• READING TEXT:
*****

ITEM 5. OTHER EVENTS
On April 28, 2000, the Registrant filed an amendment to its Articles
of Incorporation changing its corporate name to Real Estate Opportunities,
Inc., immediately after consummation of the acquisition of all of the
outstanding capital stock of the Target, a corporation formerly known as
Real Estate Opportunities, Inc.
On May 2, 2000, the Company's Board of Directors increased the number
of directors constituting the full board of directors of the Company from
two to three, and elected James L. Sanderson to fill the vacancy thereby
created. From 1997 to present, Mr. Sanderson has been a senior investment
advisor with Harvestons Securities in Denver, Colorado. Mr. Sanderson also
serves as a member of the Board of Directors of American Tire Corporation
(ATYR), Boulder City, Nevada, an airless bicycle tire manufacturer. From
1975 to 1990, Mr. Sanderson served as President and C.E.O. of New Systems
Molding Corporation, a 120-employee plastic injection molding company.

*****

• REQUIRED ACTIONS:
(a) In the Other Events section, which company did James L. Sanderson lead as President and C.E.O. from 1975 to 1990?
(b) Summarize the Other Events section in two sentences.

• SUPPLIED MATERIAL:
*****

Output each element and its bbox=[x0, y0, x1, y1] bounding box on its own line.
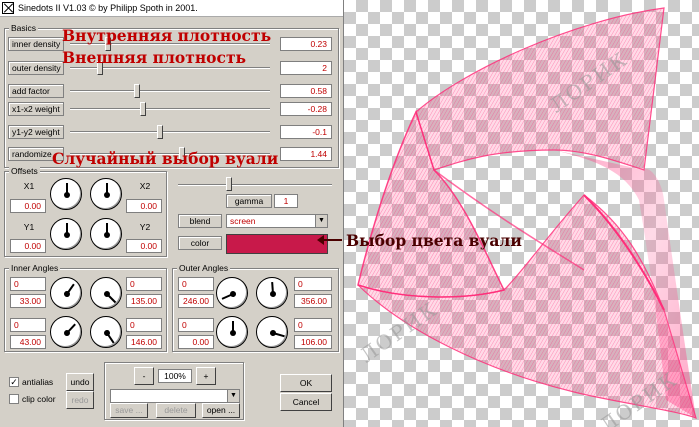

*****

• RESPONSES BY TASK:
(a) New Systems Molding Corporation, a 120-employee plastic injection molding company.

(b) On April 28, 2000, right after acquiring all outstanding capital stock of the Target, the Registrant amended its Articles of Incorporation to change its name to Real Estate Opportunities, Inc., the Target's former name. On May 2, 2000, the Board of Directors expanded from two to three members and elected James L. Sanderson, a senior investment advisor with Harvestons Securities, to fill the new seat.